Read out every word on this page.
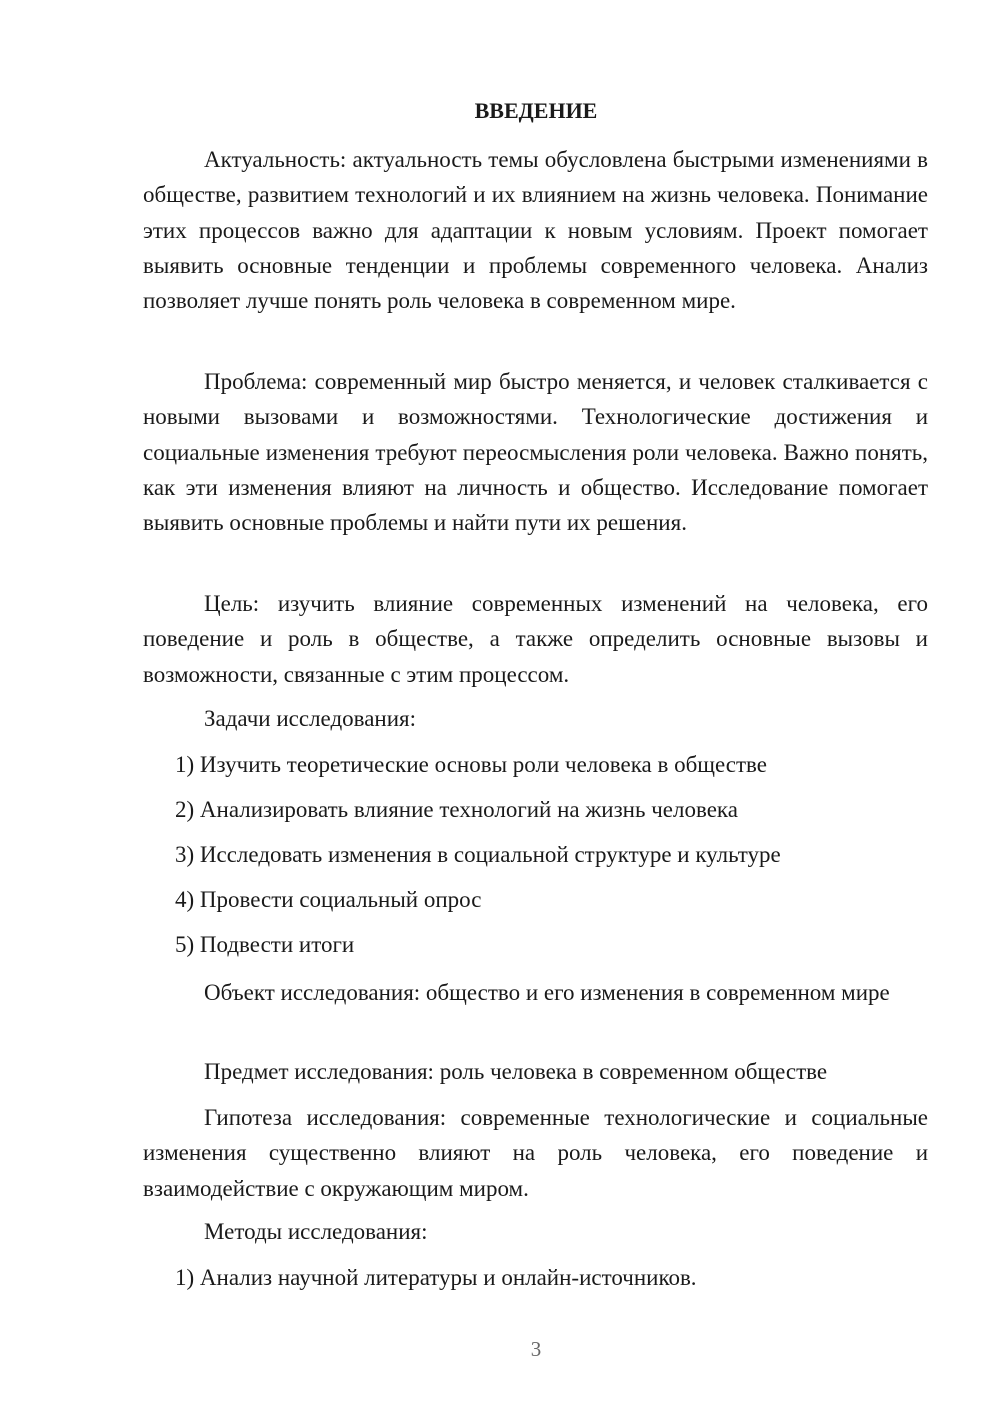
ВВЕДЕНИЕ

Актуальность: актуальность темы обусловлена быстрыми изменениями в обществе, развитием технологий и их влиянием на жизнь человека. Понимание этих процессов важно для адаптации к новым условиям. Проект помогает выявить основные тенденции и проблемы современного человека. Анализ позволяет лучше понять роль человека в современном мире.

Проблема: современный мир быстро меняется, и человек сталкивается с новыми вызовами и возможностями. Технологические достижения и социальные изменения требуют переосмысления роли человека. Важно понять, как эти изменения влияют на личность и общество. Исследование помогает выявить основные проблемы и найти пути их решения.

Цель: изучить влияние современных изменений на человека, его поведение и роль в обществе, а также определить основные вызовы и возможности, связанные с этим процессом.

Задачи исследования:

1) Изучить теоретические основы роли человека в обществе

2) Анализировать влияние технологий на жизнь человека

3) Исследовать изменения в социальной структуре и культуре

4) Провести социальный опрос

5) Подвести итоги

Объект исследования: общество и его изменения в современном мире

Предмет исследования: роль человека в современном обществе

Гипотеза исследования: современные технологические и социальные изменения существенно влияют на роль человека, его поведение и взаимодействие с окружающим миром.

Методы исследования:

1) Анализ научной литературы и онлайн-источников.

3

= GIVEN TASK =
Gather each line from the entries above that includes the word "жизнь".

= OUTPUT BELOW =
Актуальность: актуальность темы обусловлена быстрыми изменениями в обществе, развитием технологий и их влиянием на жизнь человека. Понимание этих процессов важно для адаптации к новым условиям. Проект помогает выявить основные тенденции и проблемы современного человека. Анализ позволяет лучше понять роль человека в современном мире.
2) Анализировать влияние технологий на жизнь человека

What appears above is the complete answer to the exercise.